◆ SHORT EXERCISE:
Word for word, transcribe the lines below and drop the pictures.

- - -

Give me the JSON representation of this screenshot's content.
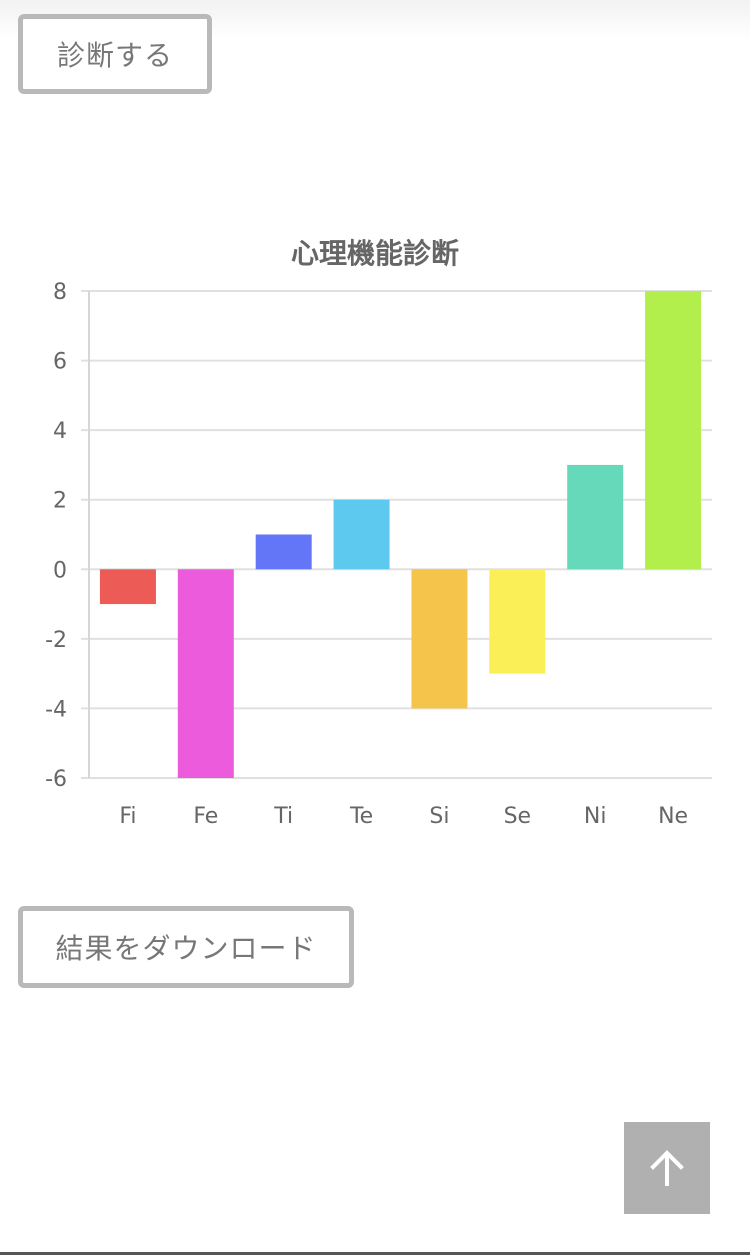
{
  "buttons": {
    "diagnose_label": "診断する",
    "download_label": "結果をダウンロード"
  },
  "back_to_top_icon": "arrow-up-icon",
  "chart_data": {
    "type": "bar",
    "title": "心理機能診断",
    "categories": [
      "Fi",
      "Fe",
      "Ti",
      "Te",
      "Si",
      "Se",
      "Ni",
      "Ne"
    ],
    "values": [
      -1,
      -6,
      1,
      2,
      -4,
      -3,
      3,
      8
    ],
    "colors": [
      "#ec5b55",
      "#ec5bdc",
      "#6376f7",
      "#5ec9ee",
      "#f5c44a",
      "#fbef57",
      "#65d9ba",
      "#b2ef4c"
    ],
    "ylim": [
      -6,
      8
    ],
    "yticks": [
      "8",
      "6",
      "4",
      "2",
      "0",
      "-2",
      "-4",
      "-6"
    ],
    "grid": true,
    "legend": "none"
  }
}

- - -

◆ EXPECTED OUTPUT:
Give me the JSON representation of this screenshot's content.
{
  "buttons": {
    "diagnose_label": "診断する",
    "download_label": "結果をダウンロード"
  },
  "back_to_top_icon": "arrow-up-icon",
  "chart_data": {
    "type": "bar",
    "title": "心理機能診断",
    "categories": [
      "Fi",
      "Fe",
      "Ti",
      "Te",
      "Si",
      "Se",
      "Ni",
      "Ne"
    ],
    "values": [
      -1,
      -6,
      1,
      2,
      -4,
      -3,
      3,
      8
    ],
    "colors": [
      "#ec5b55",
      "#ec5bdc",
      "#6376f7",
      "#5ec9ee",
      "#f5c44a",
      "#fbef57",
      "#65d9ba",
      "#b2ef4c"
    ],
    "ylim": [
      -6,
      8
    ],
    "yticks": [
      "8",
      "6",
      "4",
      "2",
      "0",
      "-2",
      "-4",
      "-6"
    ],
    "grid": true,
    "legend": "none"
  }
}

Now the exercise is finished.